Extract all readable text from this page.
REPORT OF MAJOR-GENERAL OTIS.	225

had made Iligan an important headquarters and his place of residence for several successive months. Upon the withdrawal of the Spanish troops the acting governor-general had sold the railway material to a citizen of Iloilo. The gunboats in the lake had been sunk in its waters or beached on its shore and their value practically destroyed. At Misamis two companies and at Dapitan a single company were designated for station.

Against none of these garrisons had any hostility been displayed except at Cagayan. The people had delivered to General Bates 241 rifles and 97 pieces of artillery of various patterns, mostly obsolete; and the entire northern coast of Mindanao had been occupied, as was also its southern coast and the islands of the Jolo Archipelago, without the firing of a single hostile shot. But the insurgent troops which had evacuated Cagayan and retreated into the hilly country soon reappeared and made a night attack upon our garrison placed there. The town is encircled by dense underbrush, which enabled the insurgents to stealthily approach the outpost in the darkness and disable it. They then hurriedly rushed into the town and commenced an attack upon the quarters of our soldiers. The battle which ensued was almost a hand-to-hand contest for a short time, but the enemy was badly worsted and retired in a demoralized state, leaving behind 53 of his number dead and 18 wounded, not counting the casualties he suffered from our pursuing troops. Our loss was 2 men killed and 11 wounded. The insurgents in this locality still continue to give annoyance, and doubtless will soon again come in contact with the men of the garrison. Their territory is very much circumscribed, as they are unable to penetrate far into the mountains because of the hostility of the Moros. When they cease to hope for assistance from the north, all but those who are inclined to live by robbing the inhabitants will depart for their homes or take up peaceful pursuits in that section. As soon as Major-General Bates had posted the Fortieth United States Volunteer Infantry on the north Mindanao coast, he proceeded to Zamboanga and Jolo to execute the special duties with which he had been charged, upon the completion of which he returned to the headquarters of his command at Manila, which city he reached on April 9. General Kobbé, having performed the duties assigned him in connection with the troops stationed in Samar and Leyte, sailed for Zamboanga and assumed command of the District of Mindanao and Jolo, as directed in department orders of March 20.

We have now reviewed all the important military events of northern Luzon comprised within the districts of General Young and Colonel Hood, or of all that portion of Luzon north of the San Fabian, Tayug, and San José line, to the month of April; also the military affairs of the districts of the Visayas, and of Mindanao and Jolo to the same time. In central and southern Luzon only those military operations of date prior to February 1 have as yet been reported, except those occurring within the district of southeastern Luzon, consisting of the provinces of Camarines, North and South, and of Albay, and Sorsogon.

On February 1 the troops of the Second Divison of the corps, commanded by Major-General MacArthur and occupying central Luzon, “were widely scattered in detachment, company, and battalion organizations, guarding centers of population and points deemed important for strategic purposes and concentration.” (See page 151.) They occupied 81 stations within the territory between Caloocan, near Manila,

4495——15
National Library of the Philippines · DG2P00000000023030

# # # # #

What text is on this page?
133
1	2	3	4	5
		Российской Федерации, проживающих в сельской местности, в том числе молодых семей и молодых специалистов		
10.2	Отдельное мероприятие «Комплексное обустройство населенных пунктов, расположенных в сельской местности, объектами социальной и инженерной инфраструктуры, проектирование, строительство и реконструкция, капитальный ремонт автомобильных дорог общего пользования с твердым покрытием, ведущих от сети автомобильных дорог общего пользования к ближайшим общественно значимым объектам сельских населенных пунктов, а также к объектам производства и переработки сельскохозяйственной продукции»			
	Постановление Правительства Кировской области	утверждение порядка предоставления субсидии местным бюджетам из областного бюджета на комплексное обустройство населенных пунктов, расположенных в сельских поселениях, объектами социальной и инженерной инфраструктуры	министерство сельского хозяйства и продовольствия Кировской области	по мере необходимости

# # # # #

_TASK DIRECTIONS_
Find all lines where the word "text" appears. Copy them.

_ANSWER TO THE TASK_
Extract all readable text from this page.
What text is on this page?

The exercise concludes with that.